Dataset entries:
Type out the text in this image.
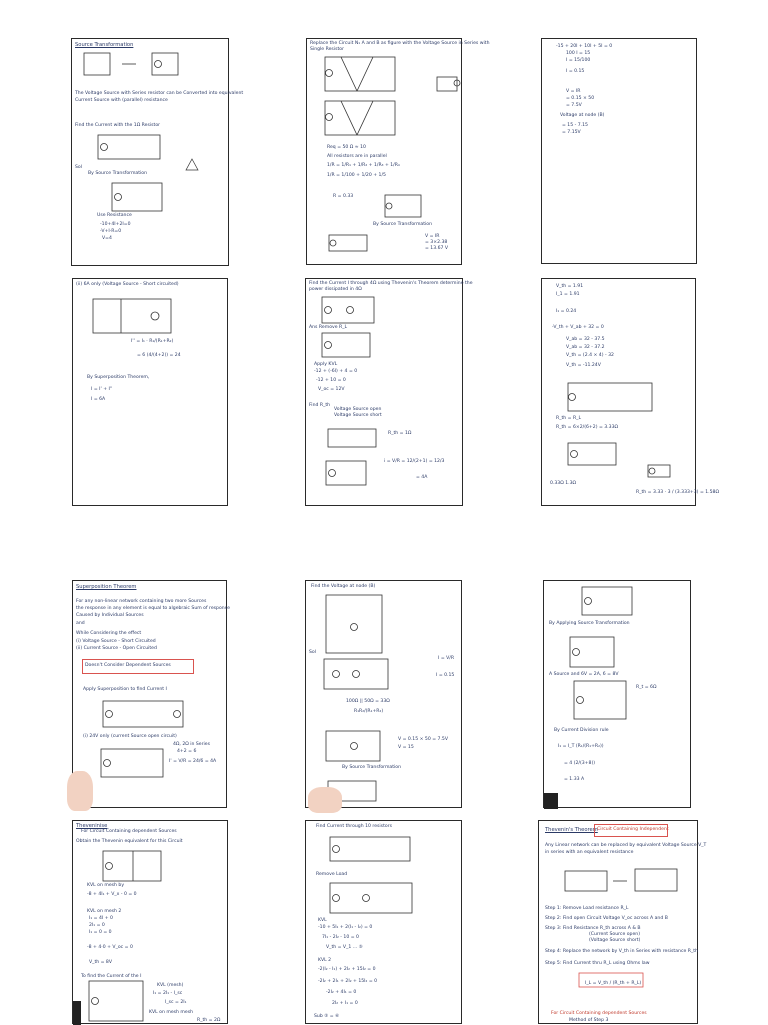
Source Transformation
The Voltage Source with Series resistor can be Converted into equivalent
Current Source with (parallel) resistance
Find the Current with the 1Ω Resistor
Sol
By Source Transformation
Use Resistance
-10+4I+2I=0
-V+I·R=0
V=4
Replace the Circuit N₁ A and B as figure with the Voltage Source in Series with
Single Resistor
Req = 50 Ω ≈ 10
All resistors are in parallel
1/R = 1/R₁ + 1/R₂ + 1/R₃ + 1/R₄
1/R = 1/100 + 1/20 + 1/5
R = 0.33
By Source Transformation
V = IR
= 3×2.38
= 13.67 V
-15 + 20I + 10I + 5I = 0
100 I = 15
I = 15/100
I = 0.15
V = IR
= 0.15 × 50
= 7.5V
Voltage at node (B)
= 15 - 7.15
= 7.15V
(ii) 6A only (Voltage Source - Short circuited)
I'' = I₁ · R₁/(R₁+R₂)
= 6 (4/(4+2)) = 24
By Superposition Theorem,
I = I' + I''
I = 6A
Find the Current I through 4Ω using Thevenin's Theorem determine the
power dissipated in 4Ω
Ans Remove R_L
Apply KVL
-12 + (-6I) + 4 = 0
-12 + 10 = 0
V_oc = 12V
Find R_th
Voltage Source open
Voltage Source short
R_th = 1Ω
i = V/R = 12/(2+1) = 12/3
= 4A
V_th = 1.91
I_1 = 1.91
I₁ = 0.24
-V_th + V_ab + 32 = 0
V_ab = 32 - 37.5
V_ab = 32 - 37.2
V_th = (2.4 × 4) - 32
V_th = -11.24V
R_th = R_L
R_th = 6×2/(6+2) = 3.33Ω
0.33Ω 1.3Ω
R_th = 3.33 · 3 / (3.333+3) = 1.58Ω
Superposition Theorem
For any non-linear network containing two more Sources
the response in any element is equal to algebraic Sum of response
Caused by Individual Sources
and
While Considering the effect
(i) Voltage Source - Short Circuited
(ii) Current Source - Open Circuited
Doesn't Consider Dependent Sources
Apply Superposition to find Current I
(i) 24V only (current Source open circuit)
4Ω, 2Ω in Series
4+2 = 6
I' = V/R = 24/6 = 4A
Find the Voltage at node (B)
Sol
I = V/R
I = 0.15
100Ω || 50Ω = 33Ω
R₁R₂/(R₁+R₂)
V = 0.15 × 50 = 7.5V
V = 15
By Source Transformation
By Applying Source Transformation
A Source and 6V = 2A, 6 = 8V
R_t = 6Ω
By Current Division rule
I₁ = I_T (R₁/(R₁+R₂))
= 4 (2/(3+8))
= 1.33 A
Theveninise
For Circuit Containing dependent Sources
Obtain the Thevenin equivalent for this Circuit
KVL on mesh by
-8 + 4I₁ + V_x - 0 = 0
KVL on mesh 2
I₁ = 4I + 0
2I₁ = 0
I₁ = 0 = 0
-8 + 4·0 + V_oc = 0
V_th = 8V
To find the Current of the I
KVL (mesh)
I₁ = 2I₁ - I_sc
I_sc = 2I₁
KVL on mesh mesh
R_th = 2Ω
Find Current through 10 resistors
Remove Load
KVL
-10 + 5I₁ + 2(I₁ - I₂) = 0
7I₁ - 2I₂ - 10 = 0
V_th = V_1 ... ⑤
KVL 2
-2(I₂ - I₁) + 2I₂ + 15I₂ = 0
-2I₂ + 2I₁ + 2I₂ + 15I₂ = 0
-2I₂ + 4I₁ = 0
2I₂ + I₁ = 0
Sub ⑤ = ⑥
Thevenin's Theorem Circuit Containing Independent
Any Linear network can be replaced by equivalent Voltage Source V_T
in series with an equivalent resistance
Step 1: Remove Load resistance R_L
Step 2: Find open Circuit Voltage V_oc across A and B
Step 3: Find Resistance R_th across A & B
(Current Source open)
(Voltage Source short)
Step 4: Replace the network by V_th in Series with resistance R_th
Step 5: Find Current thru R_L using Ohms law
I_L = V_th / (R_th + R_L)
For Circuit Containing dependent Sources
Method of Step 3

---

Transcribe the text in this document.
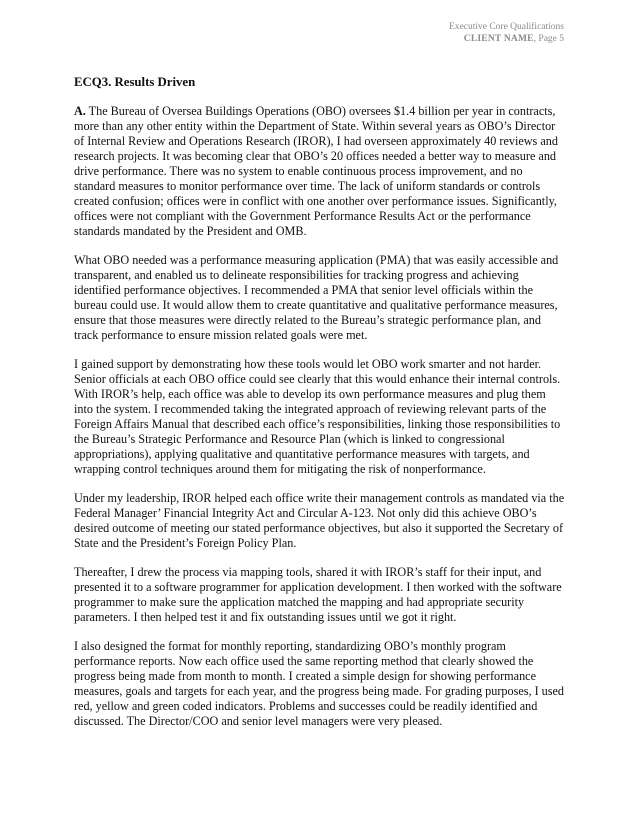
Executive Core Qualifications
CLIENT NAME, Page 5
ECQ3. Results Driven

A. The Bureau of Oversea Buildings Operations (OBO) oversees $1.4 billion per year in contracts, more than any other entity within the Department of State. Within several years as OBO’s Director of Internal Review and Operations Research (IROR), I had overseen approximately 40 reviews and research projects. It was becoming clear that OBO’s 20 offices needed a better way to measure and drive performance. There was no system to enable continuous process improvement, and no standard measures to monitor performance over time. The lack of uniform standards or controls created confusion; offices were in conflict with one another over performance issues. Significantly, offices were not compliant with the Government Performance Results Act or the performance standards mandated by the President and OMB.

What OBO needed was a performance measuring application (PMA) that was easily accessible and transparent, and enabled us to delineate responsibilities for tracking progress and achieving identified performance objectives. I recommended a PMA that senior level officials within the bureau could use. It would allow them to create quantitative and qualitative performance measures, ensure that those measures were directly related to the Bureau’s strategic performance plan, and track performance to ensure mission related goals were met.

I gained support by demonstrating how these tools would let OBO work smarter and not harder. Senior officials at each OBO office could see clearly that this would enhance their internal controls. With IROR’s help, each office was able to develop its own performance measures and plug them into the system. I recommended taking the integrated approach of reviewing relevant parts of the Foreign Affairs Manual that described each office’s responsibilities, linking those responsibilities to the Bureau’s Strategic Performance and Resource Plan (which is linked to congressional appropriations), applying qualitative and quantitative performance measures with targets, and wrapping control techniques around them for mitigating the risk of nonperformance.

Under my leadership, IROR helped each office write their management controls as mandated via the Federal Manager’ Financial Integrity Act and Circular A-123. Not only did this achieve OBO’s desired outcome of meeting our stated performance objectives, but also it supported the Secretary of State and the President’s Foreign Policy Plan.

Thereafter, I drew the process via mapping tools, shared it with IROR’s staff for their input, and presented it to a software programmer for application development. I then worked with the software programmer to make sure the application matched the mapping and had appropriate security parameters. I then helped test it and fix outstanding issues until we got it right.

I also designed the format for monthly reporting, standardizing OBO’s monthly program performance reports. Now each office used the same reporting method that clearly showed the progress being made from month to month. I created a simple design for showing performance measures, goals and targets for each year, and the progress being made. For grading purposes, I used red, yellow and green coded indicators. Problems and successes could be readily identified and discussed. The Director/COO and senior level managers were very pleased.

==

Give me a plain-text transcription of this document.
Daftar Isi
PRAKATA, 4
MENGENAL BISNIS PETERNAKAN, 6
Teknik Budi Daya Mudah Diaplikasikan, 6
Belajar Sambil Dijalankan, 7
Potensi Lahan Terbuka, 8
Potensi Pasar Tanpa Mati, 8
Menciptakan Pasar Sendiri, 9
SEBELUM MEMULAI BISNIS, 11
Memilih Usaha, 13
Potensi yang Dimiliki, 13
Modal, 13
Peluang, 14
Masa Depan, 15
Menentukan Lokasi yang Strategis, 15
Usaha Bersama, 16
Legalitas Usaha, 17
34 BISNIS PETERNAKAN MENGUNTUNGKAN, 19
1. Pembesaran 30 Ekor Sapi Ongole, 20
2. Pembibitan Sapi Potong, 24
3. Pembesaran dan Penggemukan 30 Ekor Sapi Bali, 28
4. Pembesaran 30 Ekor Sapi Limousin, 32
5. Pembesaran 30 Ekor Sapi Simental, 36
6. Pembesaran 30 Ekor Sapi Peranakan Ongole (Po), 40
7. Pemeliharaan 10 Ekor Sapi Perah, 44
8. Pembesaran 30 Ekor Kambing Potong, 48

[WORK INSTRUCTIONS] Show every line from the entries above in which "node" appears.

[EXERCISE RESPONSE]
Voltage at node (B)
Find the Voltage at node (B)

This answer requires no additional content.